# [PROBLEM DESCRIPTION]
Transcribe all of the material below word for word and leave out its pictures.

# [SOURCE MATERIAL]
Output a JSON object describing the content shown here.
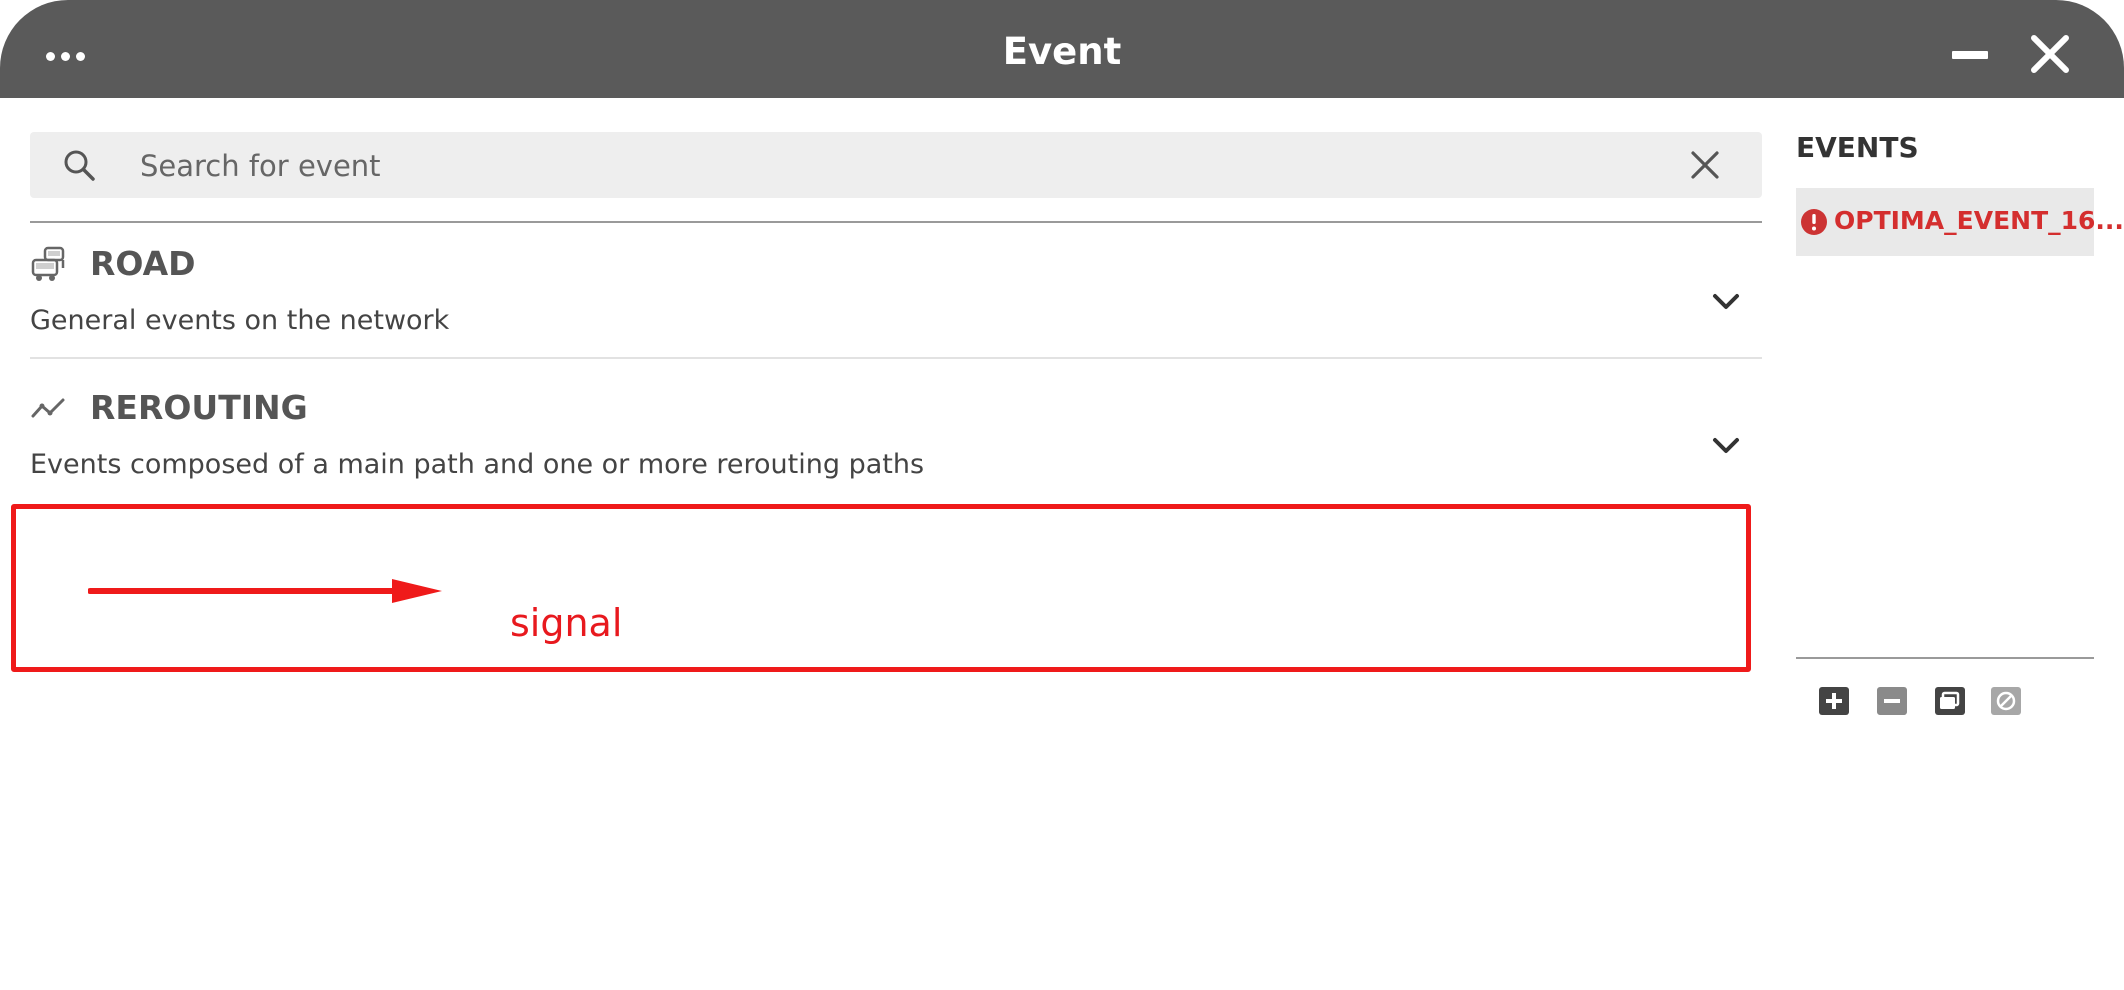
{
  "window": {
    "title": "Event",
    "icons": {
      "menu": "more-dots-icon",
      "minimize": "minimize-icon",
      "close": "close-icon"
    }
  },
  "search": {
    "placeholder": "Search for event",
    "value": "",
    "icons": {
      "search": "search-icon",
      "clear": "clear-icon"
    }
  },
  "categories": [
    {
      "title": "ROAD",
      "description": "General events on the network",
      "icon": "traffic-cars-icon",
      "expander": "chevron-down-icon"
    },
    {
      "title": "REROUTING",
      "description": "Events composed of a main path and one or more rerouting paths",
      "icon": "route-line-icon",
      "expander": "chevron-down-icon"
    }
  ],
  "annotation": {
    "text": "signal",
    "color": "#e8191e"
  },
  "events_panel": {
    "header": "EVENTS",
    "items": [
      {
        "label": "OPTIMA_EVENT_16...",
        "status_icon": "alert-circle-icon",
        "color": "#d42e2e"
      }
    ],
    "toolbar": [
      "add-icon",
      "remove-icon",
      "copy-icon",
      "disable-icon"
    ]
  },
  "colors": {
    "titlebar": "#5a5a5a",
    "search_background": "#eeeeee",
    "selected_item_background": "#e9e9e9"
  }
}
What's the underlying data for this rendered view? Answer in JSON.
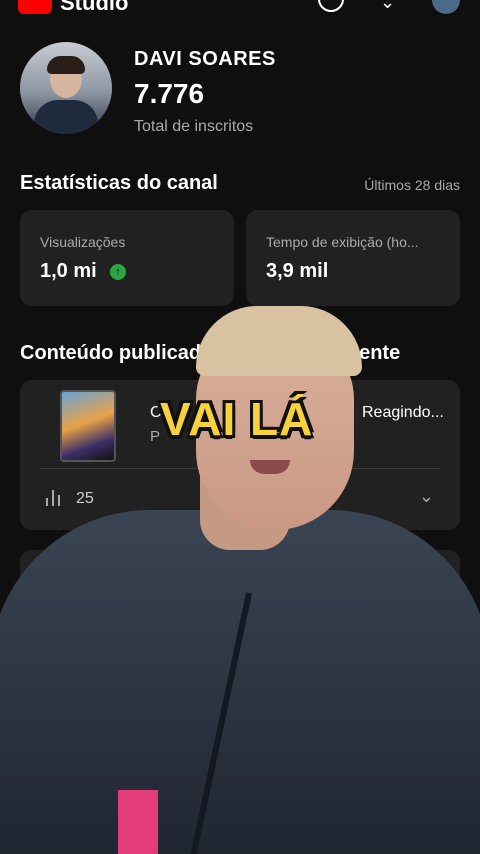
{
  "header": {
    "app_name": "Studio"
  },
  "profile": {
    "name": "DAVI SOARES",
    "subscribers": "7.776",
    "subscribers_label": "Total de inscritos"
  },
  "channel_stats": {
    "title": "Estatísticas do canal",
    "period": "Últimos 28 dias",
    "cards": [
      {
        "label": "Visualizações",
        "value": "1,0 mi",
        "trend": "up"
      },
      {
        "label": "Tempo de exibição (ho...",
        "value": "3,9 mil"
      }
    ]
  },
  "published_content": {
    "title": "Conteúdo publicad",
    "title_end": "ente",
    "items": [
      {
        "title_fragment_start": "C",
        "title_fragment_end": "Reagindo...",
        "subtitle_fragment": "P",
        "views_fragment": "25"
      }
    ]
  },
  "overlay": {
    "caption": "VAI LÁ"
  },
  "colors": {
    "background": "#0f0f0f",
    "card": "#212121",
    "accent_green": "#2ba640",
    "caption": "#f7d23c"
  }
}
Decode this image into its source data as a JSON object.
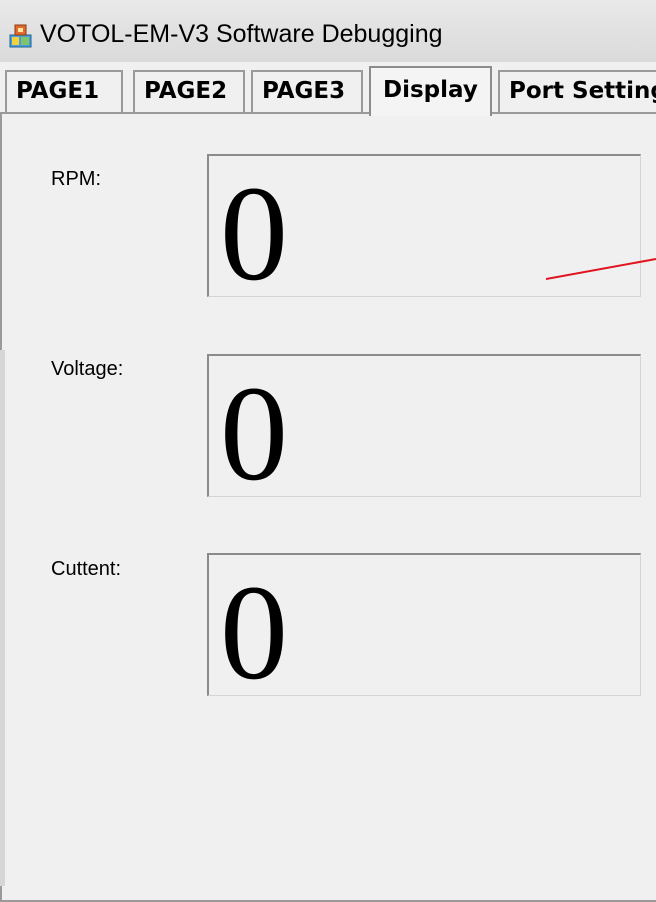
{
  "window": {
    "title": "VOTOL-EM-V3 Software Debugging",
    "icon": "app-icon"
  },
  "tabs": [
    {
      "label": "PAGE1",
      "active": false
    },
    {
      "label": "PAGE2",
      "active": false
    },
    {
      "label": "PAGE3",
      "active": false
    },
    {
      "label": "Display",
      "active": true
    },
    {
      "label": "Port Setting",
      "active": false
    }
  ],
  "display": {
    "rpm": {
      "label": "RPM:",
      "value": "0"
    },
    "voltage": {
      "label": "Voltage:",
      "value": "0"
    },
    "current": {
      "label": "Cuttent:",
      "value": "0"
    }
  },
  "colors": {
    "background": "#f0f0f0",
    "tab_border": "#9a9a9a",
    "annotation_line": "#e0141e"
  }
}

# [SOLUTION TO THIS PROBLEM]
Output a JSON object describing the content shown here.
{
  "window": {
    "title": "Event",
    "icons": {
      "menu": "more-dots-icon",
      "minimize": "minimize-icon",
      "close": "close-icon"
    }
  },
  "search": {
    "placeholder": "Search for event",
    "value": "",
    "icons": {
      "search": "search-icon",
      "clear": "clear-icon"
    }
  },
  "categories": [
    {
      "title": "ROAD",
      "description": "General events on the network",
      "icon": "traffic-cars-icon",
      "expander": "chevron-down-icon"
    },
    {
      "title": "REROUTING",
      "description": "Events composed of a main path and one or more rerouting paths",
      "icon": "route-line-icon",
      "expander": "chevron-down-icon"
    }
  ],
  "annotation": {
    "text": "signal",
    "color": "#e8191e"
  },
  "events_panel": {
    "header": "EVENTS",
    "items": [
      {
        "label": "OPTIMA_EVENT_16...",
        "status_icon": "alert-circle-icon",
        "color": "#d42e2e"
      }
    ],
    "toolbar": [
      "add-icon",
      "remove-icon",
      "copy-icon",
      "disable-icon"
    ]
  },
  "colors": {
    "titlebar": "#5a5a5a",
    "search_background": "#eeeeee",
    "selected_item_background": "#e9e9e9"
  }
}
What's the underlying data for this rendered view? Answer in JSON.
{
  "header": {
    "app_name": "Studio"
  },
  "profile": {
    "name": "DAVI SOARES",
    "subscribers": "7.776",
    "subscribers_label": "Total de inscritos"
  },
  "channel_stats": {
    "title": "Estatísticas do canal",
    "period": "Últimos 28 dias",
    "cards": [
      {
        "label": "Visualizações",
        "value": "1,0 mi",
        "trend": "up"
      },
      {
        "label": "Tempo de exibição (ho...",
        "value": "3,9 mil"
      }
    ]
  },
  "published_content": {
    "title": "Conteúdo publicad",
    "title_end": "ente",
    "items": [
      {
        "title_fragment_start": "C",
        "title_fragment_end": "Reagindo...",
        "subtitle_fragment": "P",
        "views_fragment": "25"
      }
    ]
  },
  "overlay": {
    "caption": "VAI LÁ"
  },
  "colors": {
    "background": "#0f0f0f",
    "card": "#212121",
    "accent_green": "#2ba640",
    "caption": "#f7d23c"
  }
}
Decode this image into its source data as a JSON object.
{
  "window": {
    "title": "VOTOL-EM-V3 Software Debugging",
    "icon": "app-icon"
  },
  "tabs": [
    {
      "label": "PAGE1",
      "active": false
    },
    {
      "label": "PAGE2",
      "active": false
    },
    {
      "label": "PAGE3",
      "active": false
    },
    {
      "label": "Display",
      "active": true
    },
    {
      "label": "Port Setting",
      "active": false
    }
  ],
  "display": {
    "rpm": {
      "label": "RPM:",
      "value": "0"
    },
    "voltage": {
      "label": "Voltage:",
      "value": "0"
    },
    "current": {
      "label": "Cuttent:",
      "value": "0"
    }
  },
  "colors": {
    "background": "#f0f0f0",
    "tab_border": "#9a9a9a",
    "annotation_line": "#e0141e"
  }
}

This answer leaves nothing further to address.